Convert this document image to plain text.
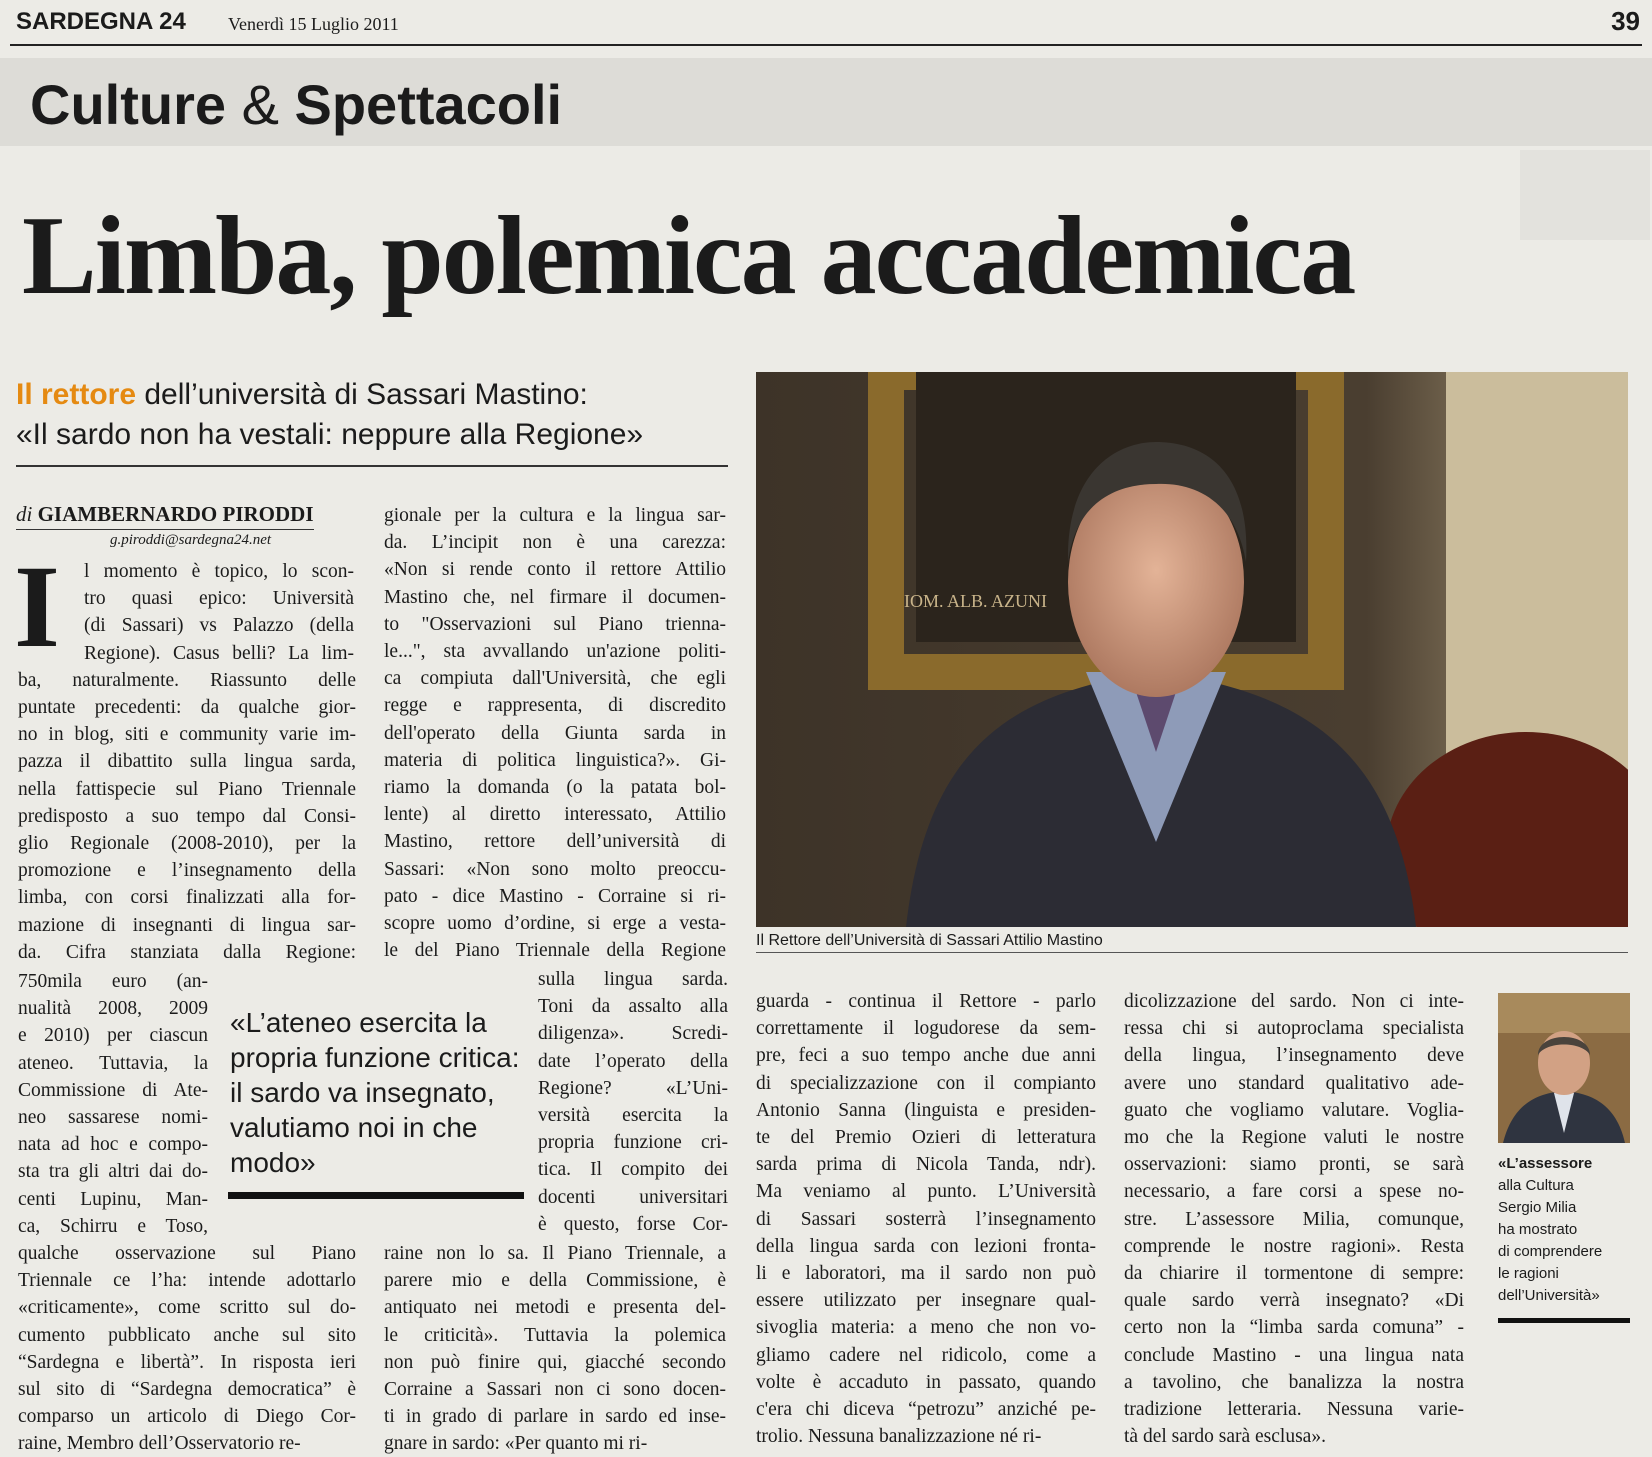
SARDEGNA 24 Venerdì 15 Luglio 2011	39
Culture & Spettacoli
Limba, polemica accademica
Il rettore dell’università di Sassari Mastino:
«Il sardo non ha vestali: neppure alla Regione»
di GIAMBERNARDO PIRODDI
g.piroddi@sardegna24.net
I l momento è topico, lo scon-
tro quasi epico: Università
(di Sassari) vs Palazzo (della
Regione). Casus belli? La lim-
ba, naturalmente. Riassunto delle
puntate precedenti: da qualche gior-
no in blog, siti e community varie im-
pazza il dibattito sulla lingua sarda,
nella fattispecie sul Piano Triennale
predisposto a suo tempo dal Consi-
glio Regionale (2008-2010), per la
promozione e l’insegnamento della
limba, con corsi finalizzati alla for-
mazione di insegnanti di lingua sar-
da. Cifra stanziata dalla Regione:
750mila euro (an-
nualità 2008, 2009
e 2010) per ciascun
ateneo. Tuttavia, la
Commissione di Ate-
neo sassarese nomi-
nata ad hoc e compo-
sta tra gli altri dai do-
centi Lupinu, Man-
ca, Schirru e Toso,
qualche osservazione sul Piano
Triennale ce l’ha: intende adottarlo
«criticamente», come scritto sul do-
cumento pubblicato anche sul sito
“Sardegna e libertà”. In risposta ieri
sul sito di “Sardegna democratica” è
comparso un articolo di Diego Cor-
raine, Membro dell’Osservatorio re-
gionale per la cultura e la lingua sar-
da. L’incipit non è una carezza:
«Non si rende conto il rettore Attilio
Mastino che, nel firmare il documen-
to "Osservazioni sul Piano trienna-
le...", sta avvallando un'azione politi-
ca compiuta dall'Università, che egli
regge e rappresenta, di discredito
dell'operato della Giunta sarda in
materia di politica linguistica?». Gi-
riamo la domanda (o la patata bol-
lente) al diretto interessato, Attilio
Mastino, rettore dell’università di
Sassari: «Non sono molto preoccu-
pato - dice Mastino - Corraine si ri-
scopre uomo d’ordine, si erge a vesta-
le del Piano Triennale della Regione
sulla lingua sarda.
Toni da assalto alla
diligenza». Scredi-
date l’operato della
Regione? «L’Uni-
versità esercita la
propria funzione cri-
tica. Il compito dei
docenti universitari
è questo, forse Cor-
raine non lo sa. Il Piano Triennale, a
parere mio e della Commissione, è
antiquato nei metodi e presenta del-
le criticità». Tuttavia la polemica
non può finire qui, giacché secondo
Corraine a Sassari non ci sono docen-
ti in grado di parlare in sardo ed inse-
gnare in sardo: «Per quanto mi ri-
guarda - continua il Rettore - parlo
correttamente il logudorese da sem-
pre, feci a suo tempo anche due anni
di specializzazione con il compianto
Antonio Sanna (linguista e presiden-
te del Premio Ozieri di letteratura
sarda prima di Nicola Tanda, ndr).
Ma veniamo al punto. L’Università
di Sassari sosterrà l’insegnamento
della lingua sarda con lezioni fronta-
li e laboratori, ma il sardo non può
essere utilizzato per insegnare qual-
sivoglia materia: a meno che non vo-
gliamo cadere nel ridicolo, come a
volte è accaduto in passato, quando
c'era chi diceva “petrozu” anziché pe-
trolio. Nessuna banalizzazione né ri-
dicolizzazione del sardo. Non ci inte-
ressa chi si autoproclama specialista
della lingua, l’insegnamento deve
avere uno standard qualitativo ade-
guato che vogliamo valutare. Voglia-
mo che la Regione valuti le nostre
osservazioni: siamo pronti, se sarà
necessario, a fare corsi a spese no-
stre. L’assessore Milia, comunque,
comprende le nostre ragioni». Resta
da chiarire il tormentone di sempre:
quale sardo verrà insegnato? «Di
certo non la “limba sarda comuna” -
conclude Mastino - una lingua nata
a tavolino, che banalizza la nostra
tradizione letteraria. Nessuna varie-
tà del sardo sarà esclusa».
«L’ateneo esercita la propria funzione critica: il sardo va insegnato, valutiamo noi in che modo»
IOM. ALB. AZUNI
Il Rettore dell’Università di Sassari Attilio Mastino
«L’assessore
alla Cultura
Sergio Milia
ha mostrato
di comprendere
le ragioni
dell’Università»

▸ **REQUIRED TASK**: Reproduce every line exactly and omit all pictures.

▸ **EXERCISE RESULT**:
Convert this document image to plain text.
SARDEGNA 24 Venerdì 15 Luglio 2011	39
Culture & Spettacoli
Limba, polemica accademica
Il rettore dell’università di Sassari Mastino:
«Il sardo non ha vestali: neppure alla Regione»
di GIAMBERNARDO PIRODDI
g.piroddi@sardegna24.net
I l momento è topico, lo scon-
tro quasi epico: Università
(di Sassari) vs Palazzo (della
Regione). Casus belli? La lim-
ba, naturalmente. Riassunto delle
puntate precedenti: da qualche gior-
no in blog, siti e community varie im-
pazza il dibattito sulla lingua sarda,
nella fattispecie sul Piano Triennale
predisposto a suo tempo dal Consi-
glio Regionale (2008-2010), per la
promozione e l’insegnamento della
limba, con corsi finalizzati alla for-
mazione di insegnanti di lingua sar-
da. Cifra stanziata dalla Regione:
750mila euro (an-
nualità 2008, 2009
e 2010) per ciascun
ateneo. Tuttavia, la
Commissione di Ate-
neo sassarese nomi-
nata ad hoc e compo-
sta tra gli altri dai do-
centi Lupinu, Man-
ca, Schirru e Toso,
qualche osservazione sul Piano
Triennale ce l’ha: intende adottarlo
«criticamente», come scritto sul do-
cumento pubblicato anche sul sito
“Sardegna e libertà”. In risposta ieri
sul sito di “Sardegna democratica” è
comparso un articolo di Diego Cor-
raine, Membro dell’Osservatorio re-
gionale per la cultura e la lingua sar-
da. L’incipit non è una carezza:
«Non si rende conto il rettore Attilio
Mastino che, nel firmare il documen-
to "Osservazioni sul Piano trienna-
le...", sta avvallando un'azione politi-
ca compiuta dall'Università, che egli
regge e rappresenta, di discredito
dell'operato della Giunta sarda in
materia di politica linguistica?». Gi-
riamo la domanda (o la patata bol-
lente) al diretto interessato, Attilio
Mastino, rettore dell’università di
Sassari: «Non sono molto preoccu-
pato - dice Mastino - Corraine si ri-
scopre uomo d’ordine, si erge a vesta-
le del Piano Triennale della Regione
sulla lingua sarda.
Toni da assalto alla
diligenza». Scredi-
date l’operato della
Regione? «L’Uni-
versità esercita la
propria funzione cri-
tica. Il compito dei
docenti universitari
è questo, forse Cor-
raine non lo sa. Il Piano Triennale, a
parere mio e della Commissione, è
antiquato nei metodi e presenta del-
le criticità». Tuttavia la polemica
non può finire qui, giacché secondo
Corraine a Sassari non ci sono docen-
ti in grado di parlare in sardo ed inse-
gnare in sardo: «Per quanto mi ri-
guarda - continua il Rettore - parlo
correttamente il logudorese da sem-
pre, feci a suo tempo anche due anni
di specializzazione con il compianto
Antonio Sanna (linguista e presiden-
te del Premio Ozieri di letteratura
sarda prima di Nicola Tanda, ndr).
Ma veniamo al punto. L’Università
di Sassari sosterrà l’insegnamento
della lingua sarda con lezioni fronta-
li e laboratori, ma il sardo non può
essere utilizzato per insegnare qual-
sivoglia materia: a meno che non vo-
gliamo cadere nel ridicolo, come a
volte è accaduto in passato, quando
c'era chi diceva “petrozu” anziché pe-
trolio. Nessuna banalizzazione né ri-
dicolizzazione del sardo. Non ci inte-
ressa chi si autoproclama specialista
della lingua, l’insegnamento deve
avere uno standard qualitativo ade-
guato che vogliamo valutare. Voglia-
mo che la Regione valuti le nostre
osservazioni: siamo pronti, se sarà
necessario, a fare corsi a spese no-
stre. L’assessore Milia, comunque,
comprende le nostre ragioni». Resta
da chiarire il tormentone di sempre:
quale sardo verrà insegnato? «Di
certo non la “limba sarda comuna” -
conclude Mastino - una lingua nata
a tavolino, che banalizza la nostra
tradizione letteraria. Nessuna varie-
tà del sardo sarà esclusa».
«L’ateneo esercita la propria funzione critica: il sardo va insegnato, valutiamo noi in che modo»
IOM. ALB. AZUNI
Il Rettore dell’Università di Sassari Attilio Mastino
«L’assessore
alla Cultura
Sergio Milia
ha mostrato
di comprendere
le ragioni
dell’Università»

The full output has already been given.